# [PROBLEM TO WORK ON]
Gather the lines that hold the string "delta".

(begin)

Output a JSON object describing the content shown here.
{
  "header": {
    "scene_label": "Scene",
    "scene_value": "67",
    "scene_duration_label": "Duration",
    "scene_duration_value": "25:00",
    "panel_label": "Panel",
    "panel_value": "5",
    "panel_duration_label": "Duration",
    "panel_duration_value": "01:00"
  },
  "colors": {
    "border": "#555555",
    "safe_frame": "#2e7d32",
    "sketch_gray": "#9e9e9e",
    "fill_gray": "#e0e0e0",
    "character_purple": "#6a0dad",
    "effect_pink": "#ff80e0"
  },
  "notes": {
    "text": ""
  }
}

(end)
(begin)

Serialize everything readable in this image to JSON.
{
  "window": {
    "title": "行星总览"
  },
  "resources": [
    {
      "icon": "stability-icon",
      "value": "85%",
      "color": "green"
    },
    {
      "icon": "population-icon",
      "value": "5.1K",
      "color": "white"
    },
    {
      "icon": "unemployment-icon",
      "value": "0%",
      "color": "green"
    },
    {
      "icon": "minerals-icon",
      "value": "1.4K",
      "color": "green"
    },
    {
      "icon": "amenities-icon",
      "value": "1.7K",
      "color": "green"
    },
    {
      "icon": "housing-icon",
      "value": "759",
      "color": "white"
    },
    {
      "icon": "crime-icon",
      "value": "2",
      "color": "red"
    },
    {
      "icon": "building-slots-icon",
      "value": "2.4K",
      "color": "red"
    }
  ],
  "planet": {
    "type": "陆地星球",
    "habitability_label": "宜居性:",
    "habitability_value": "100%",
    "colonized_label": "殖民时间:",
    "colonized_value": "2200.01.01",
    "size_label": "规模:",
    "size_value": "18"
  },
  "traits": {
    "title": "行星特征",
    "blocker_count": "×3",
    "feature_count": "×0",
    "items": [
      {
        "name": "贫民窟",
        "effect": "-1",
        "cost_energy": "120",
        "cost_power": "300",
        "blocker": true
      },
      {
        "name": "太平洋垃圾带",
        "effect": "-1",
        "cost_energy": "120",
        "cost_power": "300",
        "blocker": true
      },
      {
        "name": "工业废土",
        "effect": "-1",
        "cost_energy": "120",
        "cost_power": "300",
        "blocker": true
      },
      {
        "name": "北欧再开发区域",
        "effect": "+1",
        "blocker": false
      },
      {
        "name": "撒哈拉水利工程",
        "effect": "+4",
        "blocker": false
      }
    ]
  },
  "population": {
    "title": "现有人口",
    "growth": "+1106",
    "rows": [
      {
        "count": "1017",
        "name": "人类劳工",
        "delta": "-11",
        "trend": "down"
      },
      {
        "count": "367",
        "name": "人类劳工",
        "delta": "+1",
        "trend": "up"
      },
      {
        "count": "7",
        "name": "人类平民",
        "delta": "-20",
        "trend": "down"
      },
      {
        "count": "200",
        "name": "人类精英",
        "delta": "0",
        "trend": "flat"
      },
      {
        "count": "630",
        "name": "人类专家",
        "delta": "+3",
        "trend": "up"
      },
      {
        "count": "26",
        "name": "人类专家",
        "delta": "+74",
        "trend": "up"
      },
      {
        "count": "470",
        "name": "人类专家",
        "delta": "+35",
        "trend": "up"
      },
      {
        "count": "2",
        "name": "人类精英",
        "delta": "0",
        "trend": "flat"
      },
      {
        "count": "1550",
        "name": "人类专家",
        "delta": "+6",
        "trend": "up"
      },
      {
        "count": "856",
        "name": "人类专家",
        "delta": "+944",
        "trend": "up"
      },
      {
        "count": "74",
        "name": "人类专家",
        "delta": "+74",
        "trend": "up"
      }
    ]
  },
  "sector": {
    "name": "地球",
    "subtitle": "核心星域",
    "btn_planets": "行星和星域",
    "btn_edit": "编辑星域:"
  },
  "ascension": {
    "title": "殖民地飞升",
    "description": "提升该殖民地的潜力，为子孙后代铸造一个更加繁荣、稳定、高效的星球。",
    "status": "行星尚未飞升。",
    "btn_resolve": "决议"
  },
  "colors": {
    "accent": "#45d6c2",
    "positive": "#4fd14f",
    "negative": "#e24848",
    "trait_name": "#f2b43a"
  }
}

(end)

# [FINAL RESULT]
        "delta": "-11",
        "delta": "+1",
        "delta": "-20",
        "delta": "0",
        "delta": "+3",
        "delta": "+74",
        "delta": "+35",
        "delta": "0",
        "delta": "+6",
        "delta": "+944",
        "delta": "+74",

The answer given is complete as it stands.